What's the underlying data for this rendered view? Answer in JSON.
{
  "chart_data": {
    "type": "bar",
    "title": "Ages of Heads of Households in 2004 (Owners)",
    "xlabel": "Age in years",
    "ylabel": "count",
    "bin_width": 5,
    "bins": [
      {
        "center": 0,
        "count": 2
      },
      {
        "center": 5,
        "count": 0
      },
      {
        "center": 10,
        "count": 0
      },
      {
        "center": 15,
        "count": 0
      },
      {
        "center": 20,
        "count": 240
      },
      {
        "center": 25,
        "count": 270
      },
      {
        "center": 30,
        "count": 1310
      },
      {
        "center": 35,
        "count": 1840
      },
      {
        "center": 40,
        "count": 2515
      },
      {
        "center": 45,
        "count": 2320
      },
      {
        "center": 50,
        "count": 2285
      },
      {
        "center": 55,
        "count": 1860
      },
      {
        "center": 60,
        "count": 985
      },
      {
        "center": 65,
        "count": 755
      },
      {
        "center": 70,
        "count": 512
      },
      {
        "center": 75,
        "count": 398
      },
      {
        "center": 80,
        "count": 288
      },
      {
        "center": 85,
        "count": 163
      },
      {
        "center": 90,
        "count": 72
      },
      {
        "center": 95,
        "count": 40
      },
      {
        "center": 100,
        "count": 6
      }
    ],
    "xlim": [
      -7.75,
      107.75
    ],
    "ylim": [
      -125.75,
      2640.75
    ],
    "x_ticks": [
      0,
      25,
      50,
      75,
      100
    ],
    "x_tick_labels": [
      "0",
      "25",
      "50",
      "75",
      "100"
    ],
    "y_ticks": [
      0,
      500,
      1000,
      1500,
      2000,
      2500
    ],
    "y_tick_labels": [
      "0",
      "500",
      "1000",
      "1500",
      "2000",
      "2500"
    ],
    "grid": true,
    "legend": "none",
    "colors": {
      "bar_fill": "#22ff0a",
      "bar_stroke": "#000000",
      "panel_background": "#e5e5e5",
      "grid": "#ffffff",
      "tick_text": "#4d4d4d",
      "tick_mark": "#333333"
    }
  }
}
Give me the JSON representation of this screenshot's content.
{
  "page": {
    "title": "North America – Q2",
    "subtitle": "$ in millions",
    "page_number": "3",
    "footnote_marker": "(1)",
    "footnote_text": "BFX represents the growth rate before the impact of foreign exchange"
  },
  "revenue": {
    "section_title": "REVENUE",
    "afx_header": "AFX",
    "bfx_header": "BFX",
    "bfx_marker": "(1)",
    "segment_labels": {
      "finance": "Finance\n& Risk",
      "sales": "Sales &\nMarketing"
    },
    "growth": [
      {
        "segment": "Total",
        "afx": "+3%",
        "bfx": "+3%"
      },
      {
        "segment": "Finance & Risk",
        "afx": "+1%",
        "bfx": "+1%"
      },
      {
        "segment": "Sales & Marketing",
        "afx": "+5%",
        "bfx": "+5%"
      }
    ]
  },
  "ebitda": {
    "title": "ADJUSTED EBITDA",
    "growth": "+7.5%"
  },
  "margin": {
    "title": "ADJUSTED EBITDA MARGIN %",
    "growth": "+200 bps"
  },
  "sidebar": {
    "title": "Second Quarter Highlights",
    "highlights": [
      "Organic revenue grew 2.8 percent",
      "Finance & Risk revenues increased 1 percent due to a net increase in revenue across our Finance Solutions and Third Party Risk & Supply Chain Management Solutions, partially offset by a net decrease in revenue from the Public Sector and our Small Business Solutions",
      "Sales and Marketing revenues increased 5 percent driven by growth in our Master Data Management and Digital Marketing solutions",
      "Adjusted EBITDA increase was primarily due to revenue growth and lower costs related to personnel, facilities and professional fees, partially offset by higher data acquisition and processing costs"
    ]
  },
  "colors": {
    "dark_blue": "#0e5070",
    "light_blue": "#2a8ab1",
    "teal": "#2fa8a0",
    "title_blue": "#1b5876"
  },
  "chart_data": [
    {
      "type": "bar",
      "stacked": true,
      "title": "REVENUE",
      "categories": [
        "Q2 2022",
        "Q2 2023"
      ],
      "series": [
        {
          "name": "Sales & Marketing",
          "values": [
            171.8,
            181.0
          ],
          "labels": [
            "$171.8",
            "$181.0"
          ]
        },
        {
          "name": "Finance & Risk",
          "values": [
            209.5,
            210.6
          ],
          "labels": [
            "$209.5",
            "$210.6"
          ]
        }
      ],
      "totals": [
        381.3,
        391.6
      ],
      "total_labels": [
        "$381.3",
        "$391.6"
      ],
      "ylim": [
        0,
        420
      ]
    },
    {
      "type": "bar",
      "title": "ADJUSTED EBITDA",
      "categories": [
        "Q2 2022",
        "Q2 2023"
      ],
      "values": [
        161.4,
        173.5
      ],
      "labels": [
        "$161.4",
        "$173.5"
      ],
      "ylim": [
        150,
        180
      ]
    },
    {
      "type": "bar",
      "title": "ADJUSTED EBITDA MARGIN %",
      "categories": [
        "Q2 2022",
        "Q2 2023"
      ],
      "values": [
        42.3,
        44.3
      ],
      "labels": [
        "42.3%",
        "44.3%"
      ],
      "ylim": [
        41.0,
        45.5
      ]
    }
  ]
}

************

**WRITTEN EXERCISE**
Repeat the records above exactly as they appear.

**EXERCISE SOLUTION**
What's the underlying data for this rendered view? Answer in JSON.
{
  "chart_data": {
    "type": "bar",
    "title": "Ages of Heads of Households in 2004 (Owners)",
    "xlabel": "Age in years",
    "ylabel": "count",
    "bin_width": 5,
    "bins": [
      {
        "center": 0,
        "count": 2
      },
      {
        "center": 5,
        "count": 0
      },
      {
        "center": 10,
        "count": 0
      },
      {
        "center": 15,
        "count": 0
      },
      {
        "center": 20,
        "count": 240
      },
      {
        "center": 25,
        "count": 270
      },
      {
        "center": 30,
        "count": 1310
      },
      {
        "center": 35,
        "count": 1840
      },
      {
        "center": 40,
        "count": 2515
      },
      {
        "center": 45,
        "count": 2320
      },
      {
        "center": 50,
        "count": 2285
      },
      {
        "center": 55,
        "count": 1860
      },
      {
        "center": 60,
        "count": 985
      },
      {
        "center": 65,
        "count": 755
      },
      {
        "center": 70,
        "count": 512
      },
      {
        "center": 75,
        "count": 398
      },
      {
        "center": 80,
        "count": 288
      },
      {
        "center": 85,
        "count": 163
      },
      {
        "center": 90,
        "count": 72
      },
      {
        "center": 95,
        "count": 40
      },
      {
        "center": 100,
        "count": 6
      }
    ],
    "xlim": [
      -7.75,
      107.75
    ],
    "ylim": [
      -125.75,
      2640.75
    ],
    "x_ticks": [
      0,
      25,
      50,
      75,
      100
    ],
    "x_tick_labels": [
      "0",
      "25",
      "50",
      "75",
      "100"
    ],
    "y_ticks": [
      0,
      500,
      1000,
      1500,
      2000,
      2500
    ],
    "y_tick_labels": [
      "0",
      "500",
      "1000",
      "1500",
      "2000",
      "2500"
    ],
    "grid": true,
    "legend": "none",
    "colors": {
      "bar_fill": "#22ff0a",
      "bar_stroke": "#000000",
      "panel_background": "#e5e5e5",
      "grid": "#ffffff",
      "tick_text": "#4d4d4d",
      "tick_mark": "#333333"
    }
  }
}
Give me the JSON representation of this screenshot's content.
{
  "page": {
    "title": "North America – Q2",
    "subtitle": "$ in millions",
    "page_number": "3",
    "footnote_marker": "(1)",
    "footnote_text": "BFX represents the growth rate before the impact of foreign exchange"
  },
  "revenue": {
    "section_title": "REVENUE",
    "afx_header": "AFX",
    "bfx_header": "BFX",
    "bfx_marker": "(1)",
    "segment_labels": {
      "finance": "Finance\n& Risk",
      "sales": "Sales &\nMarketing"
    },
    "growth": [
      {
        "segment": "Total",
        "afx": "+3%",
        "bfx": "+3%"
      },
      {
        "segment": "Finance & Risk",
        "afx": "+1%",
        "bfx": "+1%"
      },
      {
        "segment": "Sales & Marketing",
        "afx": "+5%",
        "bfx": "+5%"
      }
    ]
  },
  "ebitda": {
    "title": "ADJUSTED EBITDA",
    "growth": "+7.5%"
  },
  "margin": {
    "title": "ADJUSTED EBITDA MARGIN %",
    "growth": "+200 bps"
  },
  "sidebar": {
    "title": "Second Quarter Highlights",
    "highlights": [
      "Organic revenue grew 2.8 percent",
      "Finance & Risk revenues increased 1 percent due to a net increase in revenue across our Finance Solutions and Third Party Risk & Supply Chain Management Solutions, partially offset by a net decrease in revenue from the Public Sector and our Small Business Solutions",
      "Sales and Marketing revenues increased 5 percent driven by growth in our Master Data Management and Digital Marketing solutions",
      "Adjusted EBITDA increase was primarily due to revenue growth and lower costs related to personnel, facilities and professional fees, partially offset by higher data acquisition and processing costs"
    ]
  },
  "colors": {
    "dark_blue": "#0e5070",
    "light_blue": "#2a8ab1",
    "teal": "#2fa8a0",
    "title_blue": "#1b5876"
  },
  "chart_data": [
    {
      "type": "bar",
      "stacked": true,
      "title": "REVENUE",
      "categories": [
        "Q2 2022",
        "Q2 2023"
      ],
      "series": [
        {
          "name": "Sales & Marketing",
          "values": [
            171.8,
            181.0
          ],
          "labels": [
            "$171.8",
            "$181.0"
          ]
        },
        {
          "name": "Finance & Risk",
          "values": [
            209.5,
            210.6
          ],
          "labels": [
            "$209.5",
            "$210.6"
          ]
        }
      ],
      "totals": [
        381.3,
        391.6
      ],
      "total_labels": [
        "$381.3",
        "$391.6"
      ],
      "ylim": [
        0,
        420
      ]
    },
    {
      "type": "bar",
      "title": "ADJUSTED EBITDA",
      "categories": [
        "Q2 2022",
        "Q2 2023"
      ],
      "values": [
        161.4,
        173.5
      ],
      "labels": [
        "$161.4",
        "$173.5"
      ],
      "ylim": [
        150,
        180
      ]
    },
    {
      "type": "bar",
      "title": "ADJUSTED EBITDA MARGIN %",
      "categories": [
        "Q2 2022",
        "Q2 2023"
      ],
      "values": [
        42.3,
        44.3
      ],
      "labels": [
        "42.3%",
        "44.3%"
      ],
      "ylim": [
        41.0,
        45.5
      ]
    }
  ]
}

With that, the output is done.